Problem to work on:
Take the listing and print it in full, exactly as given.

Dataset items:
◇ ◇ ◇ ◇ ◇

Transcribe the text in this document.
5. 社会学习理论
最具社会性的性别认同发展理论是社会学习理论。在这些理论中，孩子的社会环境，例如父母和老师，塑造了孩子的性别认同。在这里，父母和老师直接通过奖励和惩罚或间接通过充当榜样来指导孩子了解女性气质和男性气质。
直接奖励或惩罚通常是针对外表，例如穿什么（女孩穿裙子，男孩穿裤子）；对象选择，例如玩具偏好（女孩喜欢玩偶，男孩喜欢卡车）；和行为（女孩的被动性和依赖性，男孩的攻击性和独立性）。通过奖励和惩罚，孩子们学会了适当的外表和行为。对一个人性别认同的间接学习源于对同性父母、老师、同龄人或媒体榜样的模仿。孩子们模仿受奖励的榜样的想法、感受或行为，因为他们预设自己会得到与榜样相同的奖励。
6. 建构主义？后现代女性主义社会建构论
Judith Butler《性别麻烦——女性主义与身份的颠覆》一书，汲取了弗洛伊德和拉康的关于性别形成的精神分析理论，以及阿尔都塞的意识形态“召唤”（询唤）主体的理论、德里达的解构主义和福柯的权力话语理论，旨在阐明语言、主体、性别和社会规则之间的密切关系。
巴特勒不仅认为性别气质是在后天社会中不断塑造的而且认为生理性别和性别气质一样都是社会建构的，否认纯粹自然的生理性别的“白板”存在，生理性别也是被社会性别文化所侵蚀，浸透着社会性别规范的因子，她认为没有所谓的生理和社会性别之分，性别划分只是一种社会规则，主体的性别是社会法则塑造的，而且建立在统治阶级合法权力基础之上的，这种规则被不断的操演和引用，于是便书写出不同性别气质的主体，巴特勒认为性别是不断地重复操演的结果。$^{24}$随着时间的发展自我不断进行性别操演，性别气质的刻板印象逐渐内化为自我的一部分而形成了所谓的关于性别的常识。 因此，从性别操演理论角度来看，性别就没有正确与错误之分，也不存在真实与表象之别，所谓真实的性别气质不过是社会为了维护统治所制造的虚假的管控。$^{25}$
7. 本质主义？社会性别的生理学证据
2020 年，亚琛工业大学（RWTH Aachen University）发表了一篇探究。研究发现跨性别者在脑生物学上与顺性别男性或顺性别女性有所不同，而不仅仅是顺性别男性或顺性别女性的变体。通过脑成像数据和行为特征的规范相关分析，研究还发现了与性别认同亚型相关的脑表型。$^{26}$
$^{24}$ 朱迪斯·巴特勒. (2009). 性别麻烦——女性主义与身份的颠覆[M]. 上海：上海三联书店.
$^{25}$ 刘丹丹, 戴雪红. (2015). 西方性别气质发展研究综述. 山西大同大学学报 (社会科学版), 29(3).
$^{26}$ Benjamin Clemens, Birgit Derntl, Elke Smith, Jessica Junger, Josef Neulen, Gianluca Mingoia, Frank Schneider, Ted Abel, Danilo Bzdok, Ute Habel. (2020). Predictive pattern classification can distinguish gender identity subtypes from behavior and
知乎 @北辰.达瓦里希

◇ ◇ ◇ ◇ ◇

Task solution:
Transcribe the text in this document.
5. 社会学习理论
最具社会性的性别认同发展理论是社会学习理论。在这些理论中，孩子的社会环境，例如父母和老师，塑造了孩子的性别认同。在这里，父母和老师直接通过奖励和惩罚或间接通过充当榜样来指导孩子了解女性气质和男性气质。
直接奖励或惩罚通常是针对外表，例如穿什么（女孩穿裙子，男孩穿裤子）；对象选择，例如玩具偏好（女孩喜欢玩偶，男孩喜欢卡车）；和行为（女孩的被动性和依赖性，男孩的攻击性和独立性）。通过奖励和惩罚，孩子们学会了适当的外表和行为。对一个人性别认同的间接学习源于对同性父母、老师、同龄人或媒体榜样的模仿。孩子们模仿受奖励的榜样的想法、感受或行为，因为他们预设自己会得到与榜样相同的奖励。
6. 建构主义？后现代女性主义社会建构论
Judith Butler《性别麻烦——女性主义与身份的颠覆》一书，汲取了弗洛伊德和拉康的关于性别形成的精神分析理论，以及阿尔都塞的意识形态“召唤”（询唤）主体的理论、德里达的解构主义和福柯的权力话语理论，旨在阐明语言、主体、性别和社会规则之间的密切关系。
巴特勒不仅认为性别气质是在后天社会中不断塑造的而且认为生理性别和性别气质一样都是社会建构的，否认纯粹自然的生理性别的“白板”存在，生理性别也是被社会性别文化所侵蚀，浸透着社会性别规范的因子，她认为没有所谓的生理和社会性别之分，性别划分只是一种社会规则，主体的性别是社会法则塑造的，而且建立在统治阶级合法权力基础之上的，这种规则被不断的操演和引用，于是便书写出不同性别气质的主体，巴特勒认为性别是不断地重复操演的结果。$^{24}$随着时间的发展自我不断进行性别操演，性别气质的刻板印象逐渐内化为自我的一部分而形成了所谓的关于性别的常识。 因此，从性别操演理论角度来看，性别就没有正确与错误之分，也不存在真实与表象之别，所谓真实的性别气质不过是社会为了维护统治所制造的虚假的管控。$^{25}$
7. 本质主义？社会性别的生理学证据
2020 年，亚琛工业大学（RWTH Aachen University）发表了一篇探究。研究发现跨性别者在脑生物学上与顺性别男性或顺性别女性有所不同，而不仅仅是顺性别男性或顺性别女性的变体。通过脑成像数据和行为特征的规范相关分析，研究还发现了与性别认同亚型相关的脑表型。$^{26}$
$^{24}$ 朱迪斯·巴特勒. (2009). 性别麻烦——女性主义与身份的颠覆[M]. 上海：上海三联书店.
$^{25}$ 刘丹丹, 戴雪红. (2015). 西方性别气质发展研究综述. 山西大同大学学报 (社会科学版), 29(3).
$^{26}$ Benjamin Clemens, Birgit Derntl, Elke Smith, Jessica Junger, Josef Neulen, Gianluca Mingoia, Frank Schneider, Ted Abel, Danilo Bzdok, Ute Habel. (2020). Predictive pattern classification can distinguish gender identity subtypes from behavior and
知乎 @北辰.达瓦里希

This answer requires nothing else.